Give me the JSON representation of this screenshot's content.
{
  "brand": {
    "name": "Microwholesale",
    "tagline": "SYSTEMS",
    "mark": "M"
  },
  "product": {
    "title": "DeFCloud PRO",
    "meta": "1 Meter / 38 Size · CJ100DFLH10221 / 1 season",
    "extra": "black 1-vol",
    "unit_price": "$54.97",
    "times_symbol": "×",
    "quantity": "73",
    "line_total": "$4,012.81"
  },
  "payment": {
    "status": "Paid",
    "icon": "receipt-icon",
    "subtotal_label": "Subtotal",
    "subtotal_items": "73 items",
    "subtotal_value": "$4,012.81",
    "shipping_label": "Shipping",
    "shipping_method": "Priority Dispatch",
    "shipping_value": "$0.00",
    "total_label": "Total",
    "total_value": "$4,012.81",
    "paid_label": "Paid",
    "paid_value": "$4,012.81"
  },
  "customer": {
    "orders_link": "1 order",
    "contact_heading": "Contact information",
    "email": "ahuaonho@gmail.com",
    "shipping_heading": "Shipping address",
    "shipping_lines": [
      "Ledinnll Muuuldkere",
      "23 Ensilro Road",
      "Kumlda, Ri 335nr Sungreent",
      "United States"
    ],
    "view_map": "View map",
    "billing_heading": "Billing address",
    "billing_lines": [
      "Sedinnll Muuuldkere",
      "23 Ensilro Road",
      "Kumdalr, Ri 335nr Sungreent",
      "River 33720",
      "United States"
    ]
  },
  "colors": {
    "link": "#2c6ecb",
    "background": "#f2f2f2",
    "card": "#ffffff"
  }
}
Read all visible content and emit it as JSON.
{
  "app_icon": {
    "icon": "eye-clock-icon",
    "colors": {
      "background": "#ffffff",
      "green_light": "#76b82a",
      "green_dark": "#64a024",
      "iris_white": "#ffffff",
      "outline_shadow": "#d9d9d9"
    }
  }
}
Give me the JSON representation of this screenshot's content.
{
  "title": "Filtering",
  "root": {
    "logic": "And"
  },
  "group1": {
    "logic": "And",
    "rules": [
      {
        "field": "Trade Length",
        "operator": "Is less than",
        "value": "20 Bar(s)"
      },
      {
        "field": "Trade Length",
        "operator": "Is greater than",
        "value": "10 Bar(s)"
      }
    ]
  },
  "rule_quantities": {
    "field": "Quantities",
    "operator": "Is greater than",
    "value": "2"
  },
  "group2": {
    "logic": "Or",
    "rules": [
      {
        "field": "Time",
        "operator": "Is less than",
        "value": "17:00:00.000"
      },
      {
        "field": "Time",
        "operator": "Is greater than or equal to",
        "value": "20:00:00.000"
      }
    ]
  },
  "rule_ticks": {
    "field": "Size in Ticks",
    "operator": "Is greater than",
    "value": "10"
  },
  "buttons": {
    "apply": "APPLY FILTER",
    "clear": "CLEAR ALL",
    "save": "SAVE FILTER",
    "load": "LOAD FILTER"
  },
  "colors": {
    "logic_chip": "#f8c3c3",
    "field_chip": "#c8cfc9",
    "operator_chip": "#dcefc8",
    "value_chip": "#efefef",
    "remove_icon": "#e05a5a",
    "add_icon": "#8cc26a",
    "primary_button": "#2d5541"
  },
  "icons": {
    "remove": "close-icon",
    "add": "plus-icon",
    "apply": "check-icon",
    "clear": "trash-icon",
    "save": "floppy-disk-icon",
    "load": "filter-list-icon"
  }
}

## INSTRUCTIONS FOR THE TASK
Filter the entries and copy out every line with the word "Sungreent".

## OUTPUT
      "Kumlda, Ri 335nr Sungreent",
      "Kumdalr, Ri 335nr Sungreent",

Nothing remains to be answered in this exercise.